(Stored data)
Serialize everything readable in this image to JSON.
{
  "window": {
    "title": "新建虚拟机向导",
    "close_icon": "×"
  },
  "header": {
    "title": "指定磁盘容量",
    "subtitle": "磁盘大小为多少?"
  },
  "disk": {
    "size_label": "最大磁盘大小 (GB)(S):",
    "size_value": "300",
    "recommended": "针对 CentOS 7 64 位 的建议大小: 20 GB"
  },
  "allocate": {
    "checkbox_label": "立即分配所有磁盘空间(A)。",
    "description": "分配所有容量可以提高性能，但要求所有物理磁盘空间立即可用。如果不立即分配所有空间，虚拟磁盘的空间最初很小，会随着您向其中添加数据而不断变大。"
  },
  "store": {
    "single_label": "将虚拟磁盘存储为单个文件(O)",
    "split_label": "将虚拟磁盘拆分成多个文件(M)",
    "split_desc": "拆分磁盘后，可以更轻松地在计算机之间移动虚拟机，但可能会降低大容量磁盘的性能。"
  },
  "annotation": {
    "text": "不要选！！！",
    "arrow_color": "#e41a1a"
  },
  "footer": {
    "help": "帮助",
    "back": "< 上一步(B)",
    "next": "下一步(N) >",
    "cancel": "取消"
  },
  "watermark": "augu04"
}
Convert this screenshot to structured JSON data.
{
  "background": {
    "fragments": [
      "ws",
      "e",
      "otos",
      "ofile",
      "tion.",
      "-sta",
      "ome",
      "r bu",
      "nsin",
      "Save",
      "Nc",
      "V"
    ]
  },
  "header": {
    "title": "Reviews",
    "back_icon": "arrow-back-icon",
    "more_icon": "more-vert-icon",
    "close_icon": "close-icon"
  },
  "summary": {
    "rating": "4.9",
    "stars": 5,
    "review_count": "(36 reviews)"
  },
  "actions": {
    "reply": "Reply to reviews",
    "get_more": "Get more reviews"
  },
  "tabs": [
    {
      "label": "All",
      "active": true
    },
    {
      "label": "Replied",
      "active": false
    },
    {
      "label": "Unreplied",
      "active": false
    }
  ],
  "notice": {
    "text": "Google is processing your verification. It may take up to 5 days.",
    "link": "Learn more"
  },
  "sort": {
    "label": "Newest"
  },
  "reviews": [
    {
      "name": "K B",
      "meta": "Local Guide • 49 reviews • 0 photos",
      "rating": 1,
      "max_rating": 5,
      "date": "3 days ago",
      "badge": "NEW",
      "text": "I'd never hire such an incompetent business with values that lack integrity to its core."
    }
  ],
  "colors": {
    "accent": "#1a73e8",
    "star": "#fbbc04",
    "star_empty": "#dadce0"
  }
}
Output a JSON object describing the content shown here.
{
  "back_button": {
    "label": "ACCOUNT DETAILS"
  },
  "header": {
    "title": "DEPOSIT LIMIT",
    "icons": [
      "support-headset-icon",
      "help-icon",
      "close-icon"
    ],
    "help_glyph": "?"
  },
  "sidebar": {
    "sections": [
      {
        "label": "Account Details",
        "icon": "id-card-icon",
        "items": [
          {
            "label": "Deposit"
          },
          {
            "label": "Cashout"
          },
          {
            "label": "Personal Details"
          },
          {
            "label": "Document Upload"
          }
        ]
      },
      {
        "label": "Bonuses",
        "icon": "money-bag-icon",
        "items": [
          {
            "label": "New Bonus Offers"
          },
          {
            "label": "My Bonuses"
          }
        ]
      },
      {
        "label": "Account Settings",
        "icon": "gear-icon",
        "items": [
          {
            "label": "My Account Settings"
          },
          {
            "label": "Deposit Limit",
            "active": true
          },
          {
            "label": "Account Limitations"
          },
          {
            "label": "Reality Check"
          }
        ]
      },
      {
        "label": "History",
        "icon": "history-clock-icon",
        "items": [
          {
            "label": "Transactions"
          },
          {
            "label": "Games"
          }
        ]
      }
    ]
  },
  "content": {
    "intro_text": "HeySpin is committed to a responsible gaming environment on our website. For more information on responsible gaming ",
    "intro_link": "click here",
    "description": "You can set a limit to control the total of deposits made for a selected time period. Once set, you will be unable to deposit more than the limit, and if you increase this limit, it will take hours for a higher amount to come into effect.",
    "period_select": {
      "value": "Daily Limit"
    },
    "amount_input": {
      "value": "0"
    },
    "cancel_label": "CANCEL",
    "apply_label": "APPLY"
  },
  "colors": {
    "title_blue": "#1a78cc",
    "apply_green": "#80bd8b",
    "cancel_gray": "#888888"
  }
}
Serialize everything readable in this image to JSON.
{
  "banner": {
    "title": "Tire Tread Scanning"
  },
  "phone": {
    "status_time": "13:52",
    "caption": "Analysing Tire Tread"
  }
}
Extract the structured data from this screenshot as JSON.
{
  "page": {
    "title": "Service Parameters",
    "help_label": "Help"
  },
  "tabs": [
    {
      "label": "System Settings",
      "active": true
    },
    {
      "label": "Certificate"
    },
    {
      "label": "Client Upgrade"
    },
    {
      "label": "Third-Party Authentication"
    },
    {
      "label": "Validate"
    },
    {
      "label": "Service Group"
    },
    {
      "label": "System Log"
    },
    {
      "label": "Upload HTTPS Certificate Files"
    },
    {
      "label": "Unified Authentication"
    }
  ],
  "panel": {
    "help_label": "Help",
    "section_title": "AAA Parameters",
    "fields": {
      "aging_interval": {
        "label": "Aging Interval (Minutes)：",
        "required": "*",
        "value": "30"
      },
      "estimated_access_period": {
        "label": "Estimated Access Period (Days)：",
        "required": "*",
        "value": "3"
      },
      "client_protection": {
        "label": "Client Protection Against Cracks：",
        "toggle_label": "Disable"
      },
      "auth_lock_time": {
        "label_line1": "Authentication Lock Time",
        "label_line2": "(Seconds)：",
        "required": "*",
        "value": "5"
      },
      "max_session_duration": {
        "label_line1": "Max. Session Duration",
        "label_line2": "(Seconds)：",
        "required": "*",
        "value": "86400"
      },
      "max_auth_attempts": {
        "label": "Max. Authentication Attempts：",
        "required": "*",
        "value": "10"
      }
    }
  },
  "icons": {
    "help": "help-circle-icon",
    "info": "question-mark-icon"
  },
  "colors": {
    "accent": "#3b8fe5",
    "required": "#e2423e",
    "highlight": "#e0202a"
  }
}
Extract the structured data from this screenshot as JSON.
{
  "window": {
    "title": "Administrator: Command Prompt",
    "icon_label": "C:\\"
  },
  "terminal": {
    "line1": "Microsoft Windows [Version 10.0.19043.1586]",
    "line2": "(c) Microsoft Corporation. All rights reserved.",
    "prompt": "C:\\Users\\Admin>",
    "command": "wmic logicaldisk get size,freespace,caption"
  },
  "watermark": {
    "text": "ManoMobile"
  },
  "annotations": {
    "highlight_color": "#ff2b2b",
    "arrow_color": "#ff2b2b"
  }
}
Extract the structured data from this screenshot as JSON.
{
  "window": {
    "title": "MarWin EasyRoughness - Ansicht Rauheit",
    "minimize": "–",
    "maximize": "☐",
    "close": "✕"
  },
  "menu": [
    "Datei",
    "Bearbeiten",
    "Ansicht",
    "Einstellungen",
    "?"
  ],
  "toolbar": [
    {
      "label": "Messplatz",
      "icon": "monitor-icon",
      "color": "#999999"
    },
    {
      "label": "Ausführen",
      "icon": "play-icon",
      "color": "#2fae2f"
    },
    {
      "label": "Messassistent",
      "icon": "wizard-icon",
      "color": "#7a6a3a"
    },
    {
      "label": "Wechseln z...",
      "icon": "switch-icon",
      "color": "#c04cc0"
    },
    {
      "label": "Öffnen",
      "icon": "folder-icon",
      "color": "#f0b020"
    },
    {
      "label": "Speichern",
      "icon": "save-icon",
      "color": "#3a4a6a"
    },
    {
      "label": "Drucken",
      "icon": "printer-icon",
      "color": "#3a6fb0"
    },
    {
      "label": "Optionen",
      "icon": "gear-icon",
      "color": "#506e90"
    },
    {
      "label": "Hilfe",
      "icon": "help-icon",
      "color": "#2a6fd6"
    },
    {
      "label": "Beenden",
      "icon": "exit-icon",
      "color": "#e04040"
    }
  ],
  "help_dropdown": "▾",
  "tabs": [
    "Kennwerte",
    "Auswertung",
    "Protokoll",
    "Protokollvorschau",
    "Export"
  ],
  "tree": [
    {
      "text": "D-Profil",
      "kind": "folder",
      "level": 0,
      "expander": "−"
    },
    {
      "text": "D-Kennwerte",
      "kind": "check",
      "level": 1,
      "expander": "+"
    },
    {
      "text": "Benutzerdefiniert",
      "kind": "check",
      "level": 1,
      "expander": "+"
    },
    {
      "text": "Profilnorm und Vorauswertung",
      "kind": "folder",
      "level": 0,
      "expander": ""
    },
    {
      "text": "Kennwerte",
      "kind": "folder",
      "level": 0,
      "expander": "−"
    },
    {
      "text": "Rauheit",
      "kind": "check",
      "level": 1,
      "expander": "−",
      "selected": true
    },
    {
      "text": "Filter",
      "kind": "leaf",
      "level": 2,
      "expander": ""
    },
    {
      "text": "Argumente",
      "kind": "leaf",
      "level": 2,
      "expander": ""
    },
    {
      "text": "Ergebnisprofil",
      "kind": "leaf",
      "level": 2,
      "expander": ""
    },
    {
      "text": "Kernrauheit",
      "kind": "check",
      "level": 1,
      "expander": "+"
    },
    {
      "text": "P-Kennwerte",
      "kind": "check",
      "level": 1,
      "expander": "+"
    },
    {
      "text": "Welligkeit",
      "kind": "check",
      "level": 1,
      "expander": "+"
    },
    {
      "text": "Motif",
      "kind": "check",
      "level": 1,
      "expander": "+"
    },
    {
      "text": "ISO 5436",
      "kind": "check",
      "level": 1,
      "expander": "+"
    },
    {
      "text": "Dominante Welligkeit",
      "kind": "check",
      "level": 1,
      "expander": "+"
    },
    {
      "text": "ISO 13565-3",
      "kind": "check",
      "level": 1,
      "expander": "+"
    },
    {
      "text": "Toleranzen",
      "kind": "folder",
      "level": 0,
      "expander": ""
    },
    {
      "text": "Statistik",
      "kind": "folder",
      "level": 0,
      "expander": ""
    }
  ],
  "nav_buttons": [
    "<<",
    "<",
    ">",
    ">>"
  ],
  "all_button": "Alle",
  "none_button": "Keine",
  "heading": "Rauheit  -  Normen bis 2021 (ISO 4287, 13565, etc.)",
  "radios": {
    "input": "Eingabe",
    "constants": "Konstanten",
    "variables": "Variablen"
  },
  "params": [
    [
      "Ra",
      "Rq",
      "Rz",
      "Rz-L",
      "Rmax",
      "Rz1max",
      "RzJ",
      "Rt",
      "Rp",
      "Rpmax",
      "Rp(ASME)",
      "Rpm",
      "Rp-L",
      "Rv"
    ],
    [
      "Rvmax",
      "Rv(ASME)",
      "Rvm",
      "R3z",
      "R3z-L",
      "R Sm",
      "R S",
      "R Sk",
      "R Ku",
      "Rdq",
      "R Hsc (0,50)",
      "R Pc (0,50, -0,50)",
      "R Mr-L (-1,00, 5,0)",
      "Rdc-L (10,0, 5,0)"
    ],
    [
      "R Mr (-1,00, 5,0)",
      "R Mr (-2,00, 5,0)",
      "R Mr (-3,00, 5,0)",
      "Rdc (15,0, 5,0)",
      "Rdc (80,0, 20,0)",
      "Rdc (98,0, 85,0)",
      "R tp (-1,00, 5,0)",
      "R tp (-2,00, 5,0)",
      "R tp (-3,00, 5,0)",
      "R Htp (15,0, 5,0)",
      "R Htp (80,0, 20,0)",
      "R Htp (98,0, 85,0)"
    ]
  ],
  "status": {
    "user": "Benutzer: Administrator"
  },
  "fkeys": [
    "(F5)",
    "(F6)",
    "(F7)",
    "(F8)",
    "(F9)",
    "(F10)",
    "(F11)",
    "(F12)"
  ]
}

Aim> Your task is to gather every line with the word "take" and copy it.

The result>
    "text": "Google is processing your verification. It may take up to 5 days.",
    "description": "You can set a limit to control the total of deposits made for a selected time period. Once set, you will be unable to deposit more than the limit, and if you increase this limit, it will take hours for a higher amount to come into effect.",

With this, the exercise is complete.